##### Materials provided
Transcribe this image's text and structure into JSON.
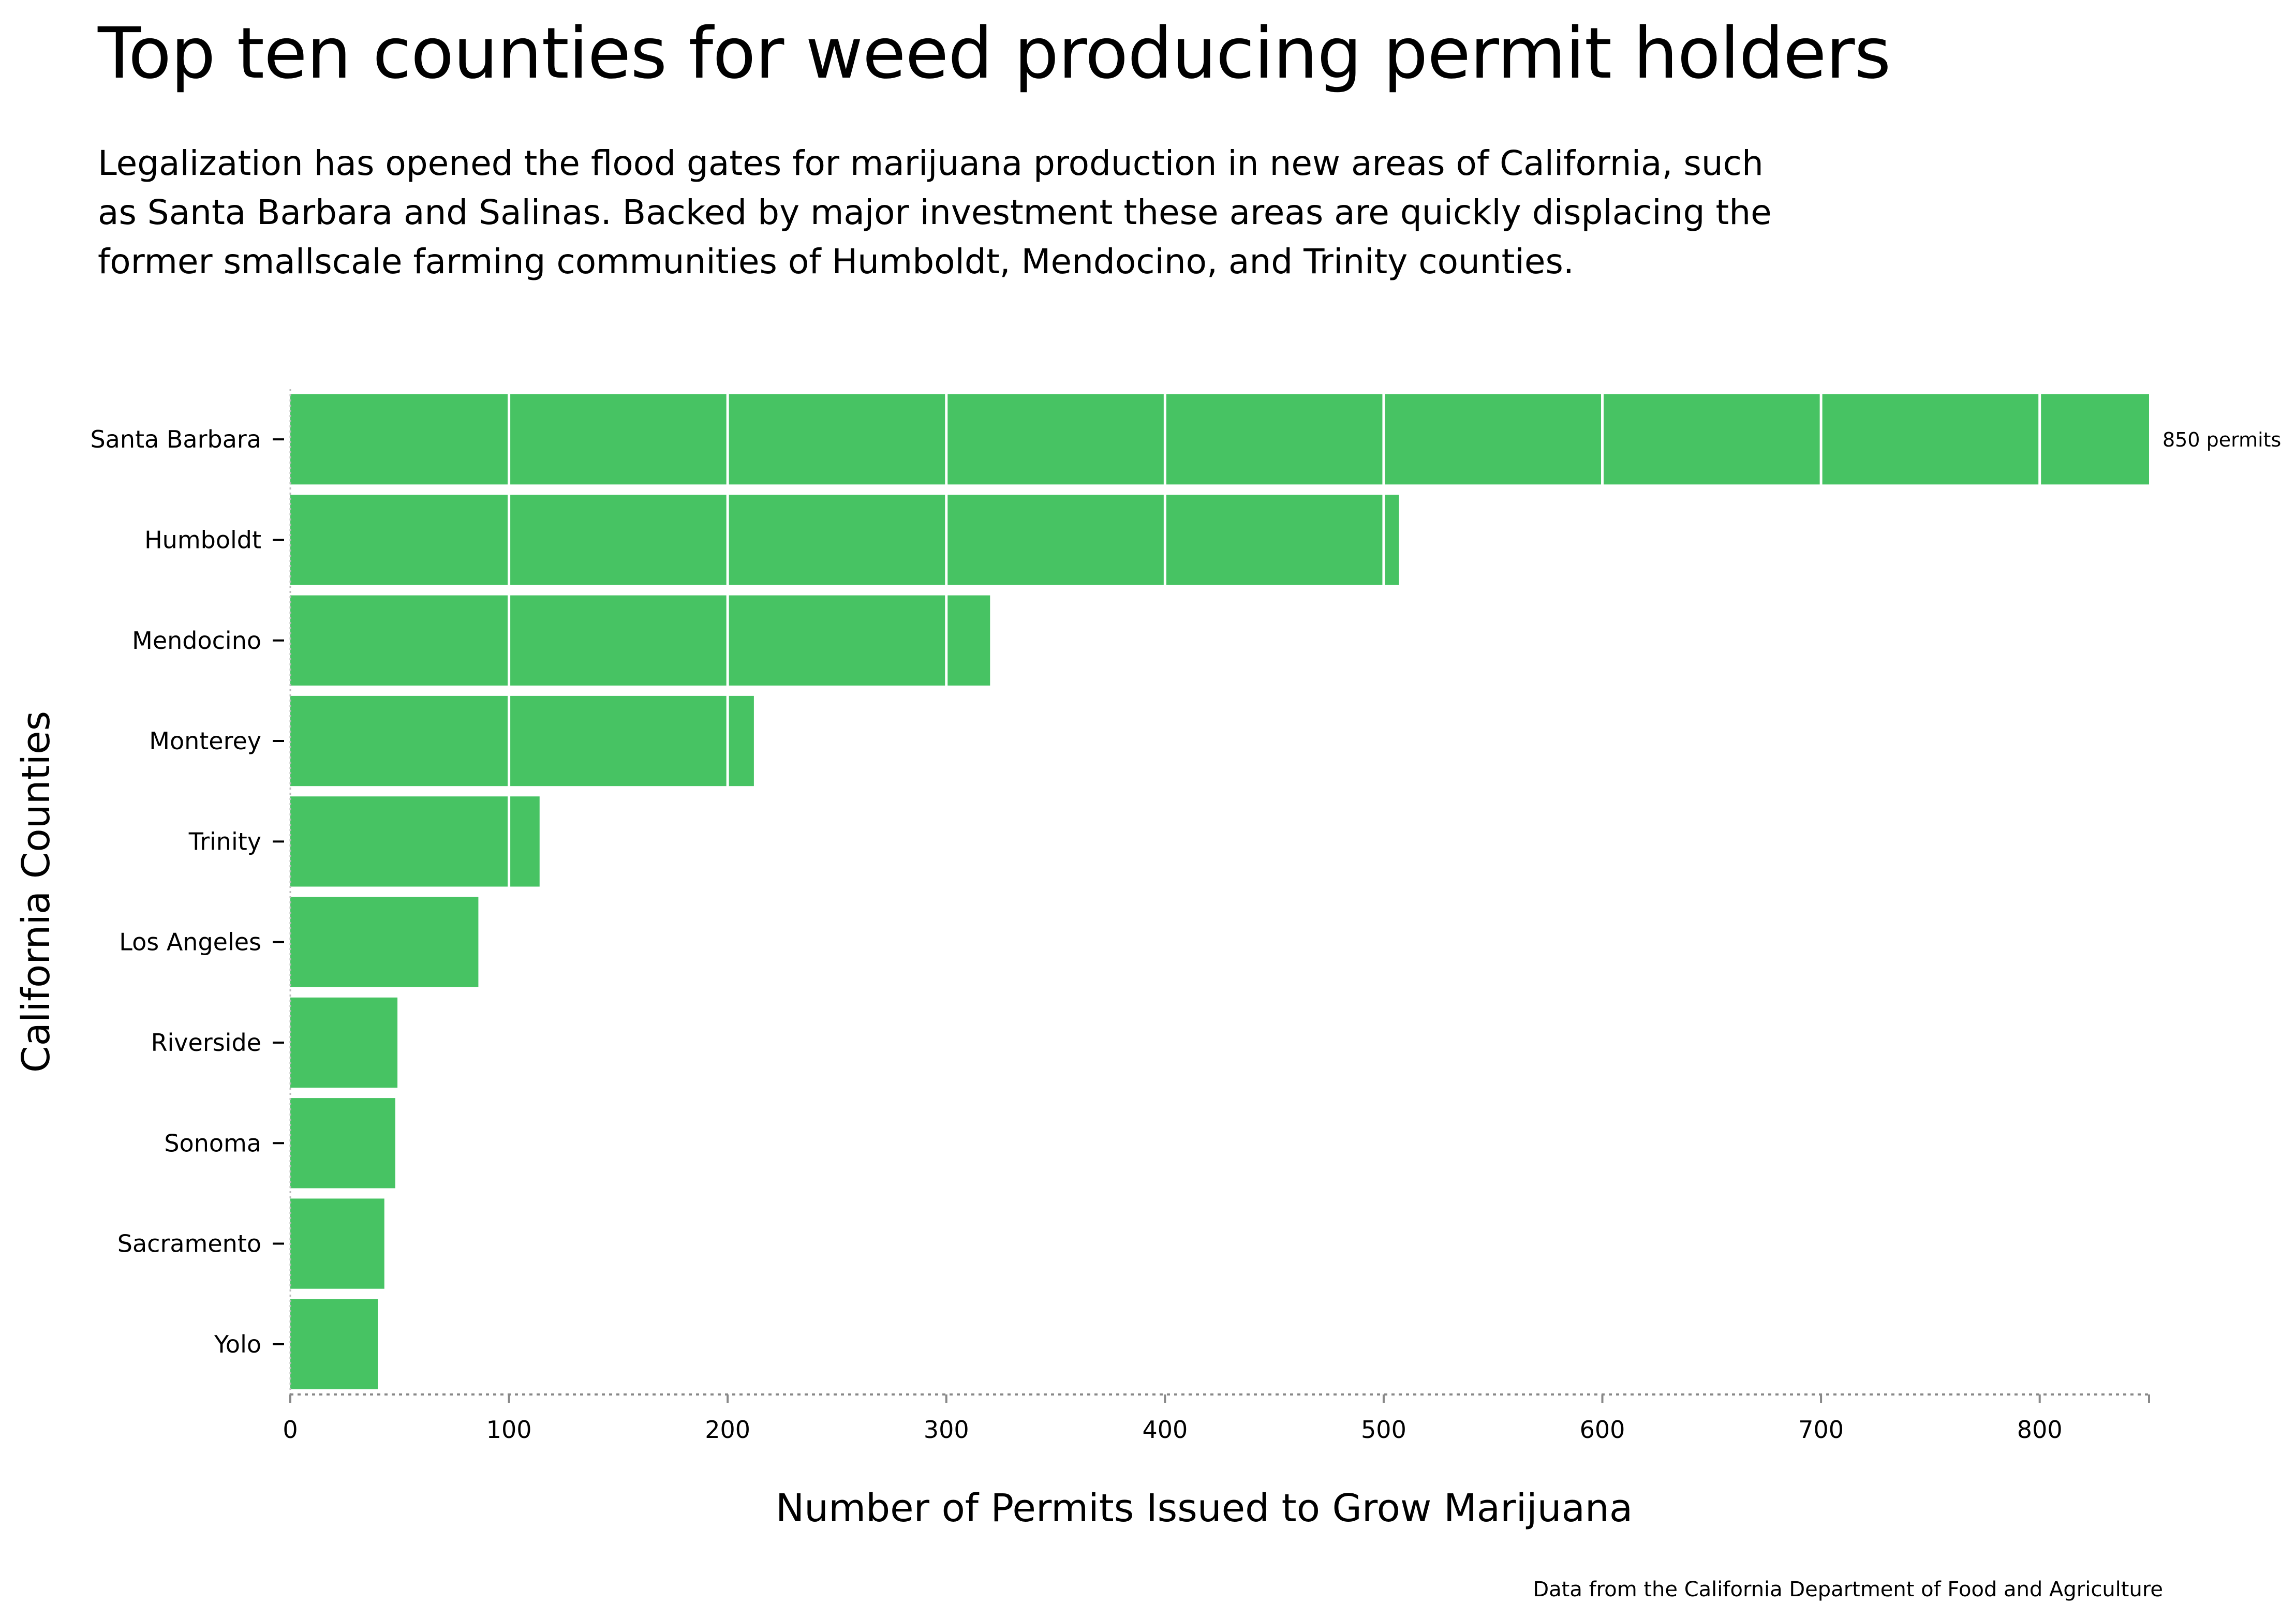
{
  "header": {
    "title": "Top ten counties for weed producing permit holders",
    "subtitle": "Legalization has opened the flood gates for marijuana production in new areas of California, such as Santa Barbara and Salinas. Backed by major investment these areas are quickly displacing the former smallscale farming communities of Humboldt, Mendocino, and Trinity counties."
  },
  "chart_data": {
    "type": "bar",
    "orientation": "horizontal",
    "categories": [
      "Santa Barbara",
      "Humboldt",
      "Mendocino",
      "Monterey",
      "Trinity",
      "Los Angeles",
      "Riverside",
      "Sonoma",
      "Sacramento",
      "Yolo"
    ],
    "values": [
      850,
      507,
      320,
      212,
      114,
      86,
      49,
      48,
      43,
      40
    ],
    "xlabel": "Number of Permits Issued to Grow Marijuana",
    "ylabel": "California Counties",
    "xlim": [
      0,
      850
    ],
    "xticks": [
      "0",
      "100",
      "200",
      "300",
      "400",
      "500",
      "600",
      "700",
      "800"
    ],
    "annotation": "850 permits",
    "bar_color": "#47c363",
    "grid": "vertical white lines at 100-unit intervals inside bars"
  },
  "footer": {
    "source": "Data from the California Department of Food and Agriculture"
  }
}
##########
> **Written instruction**
Reproduce the listing exactly. Leave its pictures out.

> **Response**
Transcribe this image's text and structure into JSON.
{
  "header": {
    "title": "Top ten counties for weed producing permit holders",
    "subtitle": "Legalization has opened the flood gates for marijuana production in new areas of California, such as Santa Barbara and Salinas. Backed by major investment these areas are quickly displacing the former smallscale farming communities of Humboldt, Mendocino, and Trinity counties."
  },
  "chart_data": {
    "type": "bar",
    "orientation": "horizontal",
    "categories": [
      "Santa Barbara",
      "Humboldt",
      "Mendocino",
      "Monterey",
      "Trinity",
      "Los Angeles",
      "Riverside",
      "Sonoma",
      "Sacramento",
      "Yolo"
    ],
    "values": [
      850,
      507,
      320,
      212,
      114,
      86,
      49,
      48,
      43,
      40
    ],
    "xlabel": "Number of Permits Issued to Grow Marijuana",
    "ylabel": "California Counties",
    "xlim": [
      0,
      850
    ],
    "xticks": [
      "0",
      "100",
      "200",
      "300",
      "400",
      "500",
      "600",
      "700",
      "800"
    ],
    "annotation": "850 permits",
    "bar_color": "#47c363",
    "grid": "vertical white lines at 100-unit intervals inside bars"
  },
  "footer": {
    "source": "Data from the California Department of Food and Agriculture"
  }
}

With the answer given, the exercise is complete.